[start]
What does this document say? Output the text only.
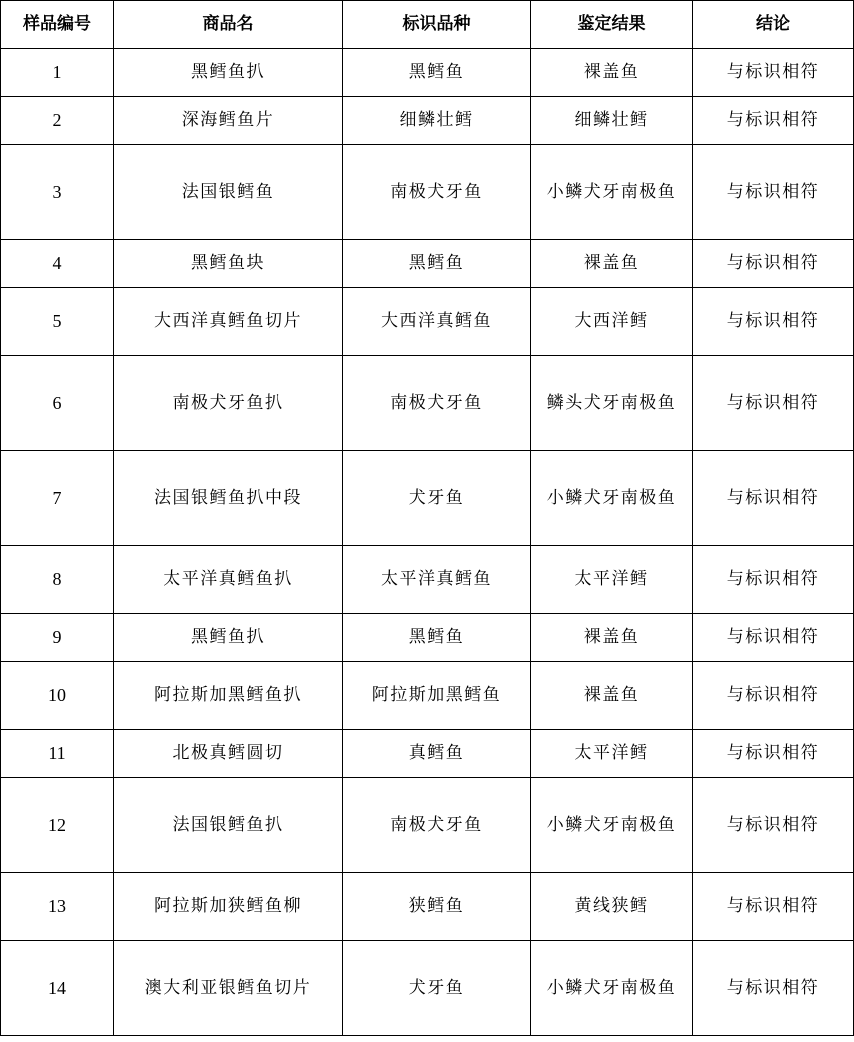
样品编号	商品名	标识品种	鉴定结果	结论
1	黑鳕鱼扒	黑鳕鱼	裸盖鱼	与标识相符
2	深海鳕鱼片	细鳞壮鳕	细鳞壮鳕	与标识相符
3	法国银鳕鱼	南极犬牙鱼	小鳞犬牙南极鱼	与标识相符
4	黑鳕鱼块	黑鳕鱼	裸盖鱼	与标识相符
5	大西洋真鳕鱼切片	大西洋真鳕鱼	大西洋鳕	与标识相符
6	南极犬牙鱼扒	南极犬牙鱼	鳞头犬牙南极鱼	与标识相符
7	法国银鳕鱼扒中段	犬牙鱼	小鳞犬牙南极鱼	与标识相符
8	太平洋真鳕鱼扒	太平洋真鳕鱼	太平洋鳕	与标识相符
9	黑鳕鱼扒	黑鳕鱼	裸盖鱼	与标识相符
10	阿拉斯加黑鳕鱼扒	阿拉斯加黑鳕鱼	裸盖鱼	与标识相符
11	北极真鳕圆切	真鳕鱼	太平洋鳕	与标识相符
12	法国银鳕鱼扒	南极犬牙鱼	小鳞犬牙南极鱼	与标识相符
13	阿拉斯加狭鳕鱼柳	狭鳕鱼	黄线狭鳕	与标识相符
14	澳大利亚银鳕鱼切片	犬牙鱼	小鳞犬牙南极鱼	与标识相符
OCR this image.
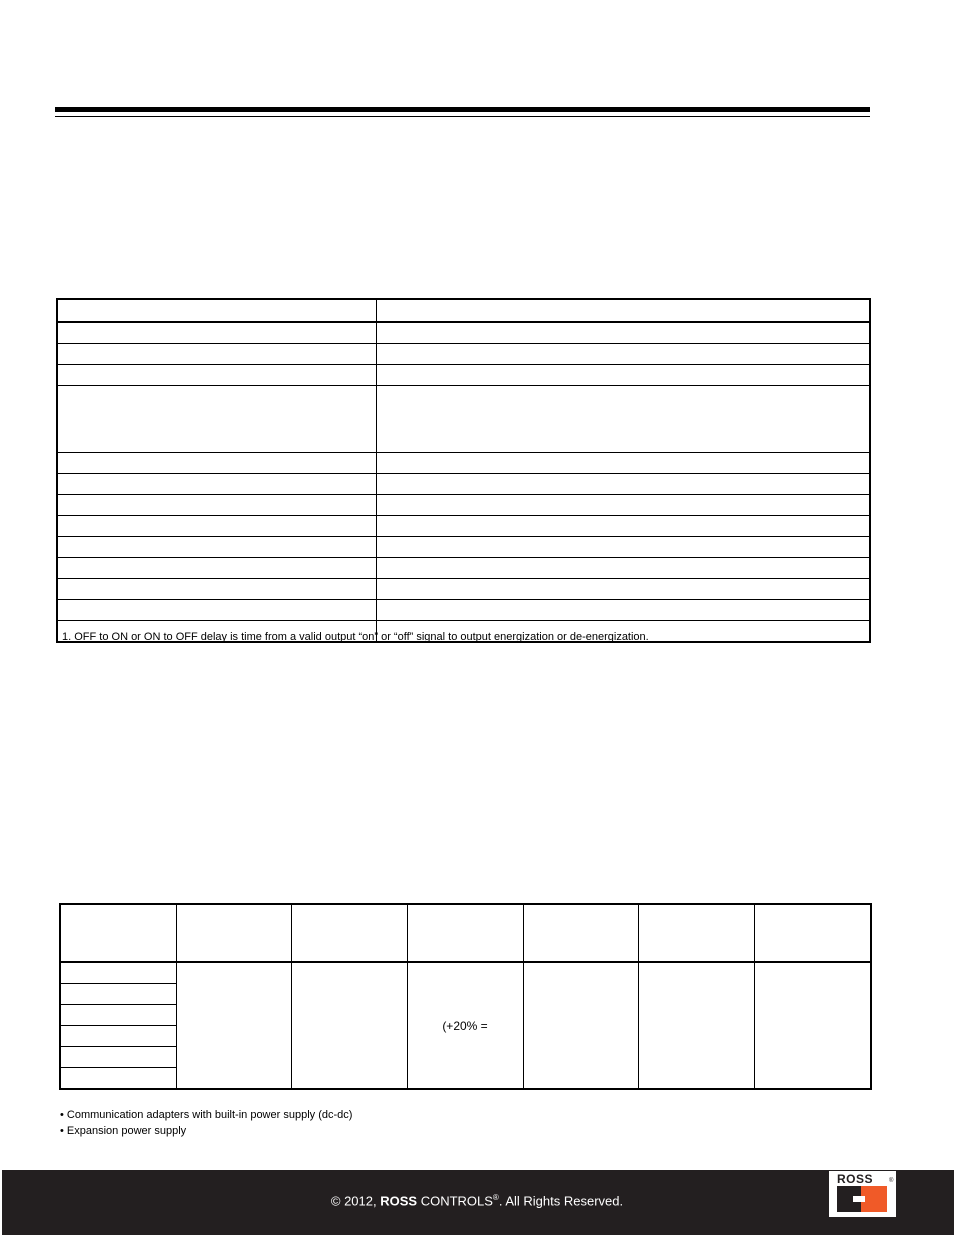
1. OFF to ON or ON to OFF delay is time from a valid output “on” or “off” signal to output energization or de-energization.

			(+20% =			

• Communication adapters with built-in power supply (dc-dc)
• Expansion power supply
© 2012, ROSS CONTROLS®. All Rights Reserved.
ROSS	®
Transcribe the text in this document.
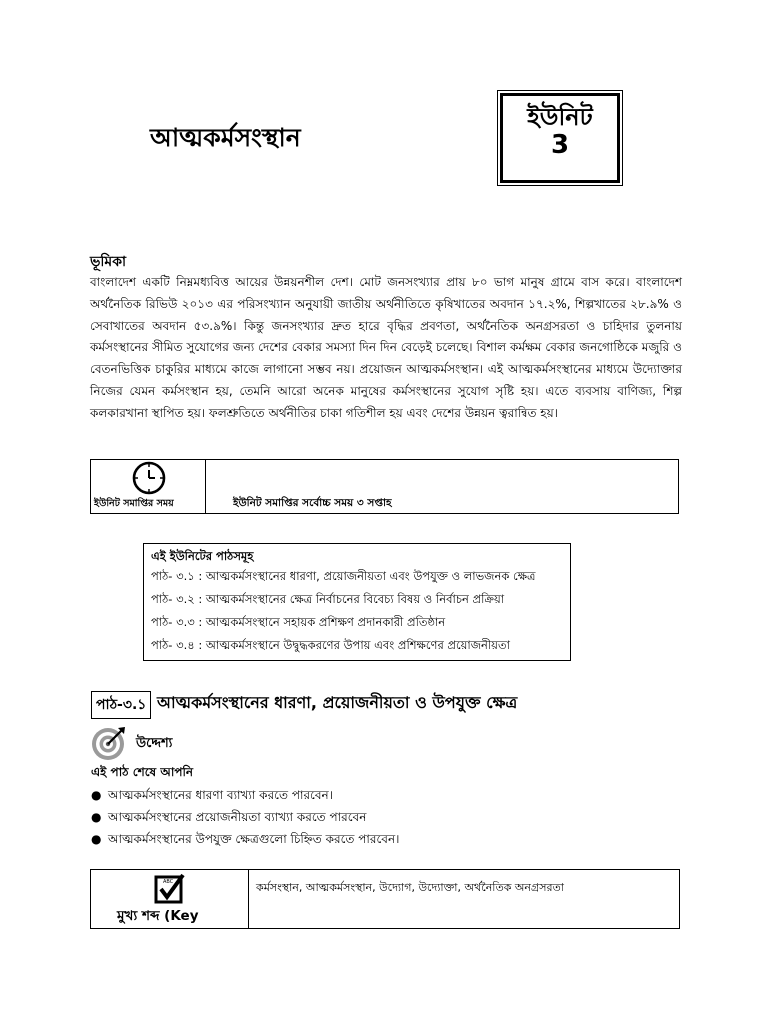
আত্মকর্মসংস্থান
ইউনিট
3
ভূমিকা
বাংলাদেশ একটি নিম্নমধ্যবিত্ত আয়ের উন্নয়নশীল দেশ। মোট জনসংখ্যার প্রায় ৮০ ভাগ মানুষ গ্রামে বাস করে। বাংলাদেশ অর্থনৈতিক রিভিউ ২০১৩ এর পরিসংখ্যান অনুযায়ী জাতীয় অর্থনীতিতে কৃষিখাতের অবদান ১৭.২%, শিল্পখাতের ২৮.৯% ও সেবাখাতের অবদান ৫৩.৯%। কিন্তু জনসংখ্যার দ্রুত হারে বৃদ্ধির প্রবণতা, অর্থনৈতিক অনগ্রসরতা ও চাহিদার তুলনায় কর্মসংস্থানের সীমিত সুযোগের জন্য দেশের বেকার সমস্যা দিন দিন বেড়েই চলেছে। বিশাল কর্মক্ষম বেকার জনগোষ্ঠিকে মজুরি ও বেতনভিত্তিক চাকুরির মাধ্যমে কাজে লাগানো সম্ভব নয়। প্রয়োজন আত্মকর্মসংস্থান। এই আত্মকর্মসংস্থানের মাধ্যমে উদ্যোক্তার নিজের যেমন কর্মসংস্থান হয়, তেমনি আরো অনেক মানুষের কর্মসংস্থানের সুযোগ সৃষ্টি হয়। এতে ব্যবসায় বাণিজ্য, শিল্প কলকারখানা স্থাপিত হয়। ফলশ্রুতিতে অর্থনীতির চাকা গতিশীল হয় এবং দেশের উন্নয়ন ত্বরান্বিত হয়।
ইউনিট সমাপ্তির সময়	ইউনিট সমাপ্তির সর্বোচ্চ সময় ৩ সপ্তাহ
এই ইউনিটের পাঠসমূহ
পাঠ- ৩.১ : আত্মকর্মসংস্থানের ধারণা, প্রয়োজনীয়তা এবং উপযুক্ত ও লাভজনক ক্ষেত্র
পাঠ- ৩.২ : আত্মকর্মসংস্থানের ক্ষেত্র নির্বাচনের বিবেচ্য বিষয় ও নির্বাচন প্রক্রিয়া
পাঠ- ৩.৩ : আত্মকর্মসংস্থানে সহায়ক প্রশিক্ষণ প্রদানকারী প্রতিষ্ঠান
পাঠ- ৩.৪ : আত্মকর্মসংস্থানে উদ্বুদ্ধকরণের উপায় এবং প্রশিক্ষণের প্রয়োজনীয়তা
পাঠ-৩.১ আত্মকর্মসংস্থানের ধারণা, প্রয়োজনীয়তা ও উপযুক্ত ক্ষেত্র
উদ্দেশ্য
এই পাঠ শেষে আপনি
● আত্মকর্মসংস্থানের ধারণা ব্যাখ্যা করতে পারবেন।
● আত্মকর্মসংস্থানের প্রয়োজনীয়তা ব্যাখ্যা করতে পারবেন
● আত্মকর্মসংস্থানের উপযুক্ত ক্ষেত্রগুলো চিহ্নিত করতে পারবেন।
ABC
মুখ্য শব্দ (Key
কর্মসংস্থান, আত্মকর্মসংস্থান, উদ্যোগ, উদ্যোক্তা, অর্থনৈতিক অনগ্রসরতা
[end]
**Directions:**
Repeat the data above exactly, but not the pictures.

**The answer:**
What does this document say? Output the text only.
样品编号	商品名	标识品种	鉴定结果	结论
1	黑鳕鱼扒	黑鳕鱼	裸盖鱼	与标识相符
2	深海鳕鱼片	细鳞壮鳕	细鳞壮鳕	与标识相符
3	法国银鳕鱼	南极犬牙鱼	小鳞犬牙南极鱼	与标识相符
4	黑鳕鱼块	黑鳕鱼	裸盖鱼	与标识相符
5	大西洋真鳕鱼切片	大西洋真鳕鱼	大西洋鳕	与标识相符
6	南极犬牙鱼扒	南极犬牙鱼	鳞头犬牙南极鱼	与标识相符
7	法国银鳕鱼扒中段	犬牙鱼	小鳞犬牙南极鱼	与标识相符
8	太平洋真鳕鱼扒	太平洋真鳕鱼	太平洋鳕	与标识相符
9	黑鳕鱼扒	黑鳕鱼	裸盖鱼	与标识相符
10	阿拉斯加黑鳕鱼扒	阿拉斯加黑鳕鱼	裸盖鱼	与标识相符
11	北极真鳕圆切	真鳕鱼	太平洋鳕	与标识相符
12	法国银鳕鱼扒	南极犬牙鱼	小鳞犬牙南极鱼	与标识相符
13	阿拉斯加狭鳕鱼柳	狭鳕鱼	黄线狭鳕	与标识相符
14	澳大利亚银鳕鱼切片	犬牙鱼	小鳞犬牙南极鱼	与标识相符
OCR this image.
1. OFF to ON or ON to OFF delay is time from a valid output “on” or “off” signal to output energization or de-energization.

			(+20% =			

• Communication adapters with built-in power supply (dc-dc)
• Expansion power supply
© 2012, ROSS CONTROLS®. All Rights Reserved.
ROSS	®
Transcribe the text in this document.
আত্মকর্মসংস্থান
ইউনিট
3
ভূমিকা
বাংলাদেশ একটি নিম্নমধ্যবিত্ত আয়ের উন্নয়নশীল দেশ। মোট জনসংখ্যার প্রায় ৮০ ভাগ মানুষ গ্রামে বাস করে। বাংলাদেশ অর্থনৈতিক রিভিউ ২০১৩ এর পরিসংখ্যান অনুযায়ী জাতীয় অর্থনীতিতে কৃষিখাতের অবদান ১৭.২%, শিল্পখাতের ২৮.৯% ও সেবাখাতের অবদান ৫৩.৯%। কিন্তু জনসংখ্যার দ্রুত হারে বৃদ্ধির প্রবণতা, অর্থনৈতিক অনগ্রসরতা ও চাহিদার তুলনায় কর্মসংস্থানের সীমিত সুযোগের জন্য দেশের বেকার সমস্যা দিন দিন বেড়েই চলেছে। বিশাল কর্মক্ষম বেকার জনগোষ্ঠিকে মজুরি ও বেতনভিত্তিক চাকুরির মাধ্যমে কাজে লাগানো সম্ভব নয়। প্রয়োজন আত্মকর্মসংস্থান। এই আত্মকর্মসংস্থানের মাধ্যমে উদ্যোক্তার নিজের যেমন কর্মসংস্থান হয়, তেমনি আরো অনেক মানুষের কর্মসংস্থানের সুযোগ সৃষ্টি হয়। এতে ব্যবসায় বাণিজ্য, শিল্প কলকারখানা স্থাপিত হয়। ফলশ্রুতিতে অর্থনীতির চাকা গতিশীল হয় এবং দেশের উন্নয়ন ত্বরান্বিত হয়।
ইউনিট সমাপ্তির সময়	ইউনিট সমাপ্তির সর্বোচ্চ সময় ৩ সপ্তাহ
এই ইউনিটের পাঠসমূহ
পাঠ- ৩.১ : আত্মকর্মসংস্থানের ধারণা, প্রয়োজনীয়তা এবং উপযুক্ত ও লাভজনক ক্ষেত্র
পাঠ- ৩.২ : আত্মকর্মসংস্থানের ক্ষেত্র নির্বাচনের বিবেচ্য বিষয় ও নির্বাচন প্রক্রিয়া
পাঠ- ৩.৩ : আত্মকর্মসংস্থানে সহায়ক প্রশিক্ষণ প্রদানকারী প্রতিষ্ঠান
পাঠ- ৩.৪ : আত্মকর্মসংস্থানে উদ্বুদ্ধকরণের উপায় এবং প্রশিক্ষণের প্রয়োজনীয়তা
পাঠ-৩.১ আত্মকর্মসংস্থানের ধারণা, প্রয়োজনীয়তা ও উপযুক্ত ক্ষেত্র
উদ্দেশ্য
এই পাঠ শেষে আপনি
● আত্মকর্মসংস্থানের ধারণা ব্যাখ্যা করতে পারবেন।
● আত্মকর্মসংস্থানের প্রয়োজনীয়তা ব্যাখ্যা করতে পারবেন
● আত্মকর্মসংস্থানের উপযুক্ত ক্ষেত্রগুলো চিহ্নিত করতে পারবেন।
ABC
মুখ্য শব্দ (Key
কর্মসংস্থান, আত্মকর্মসংস্থান, উদ্যোগ, উদ্যোক্তা, অর্থনৈতিক অনগ্রসরতা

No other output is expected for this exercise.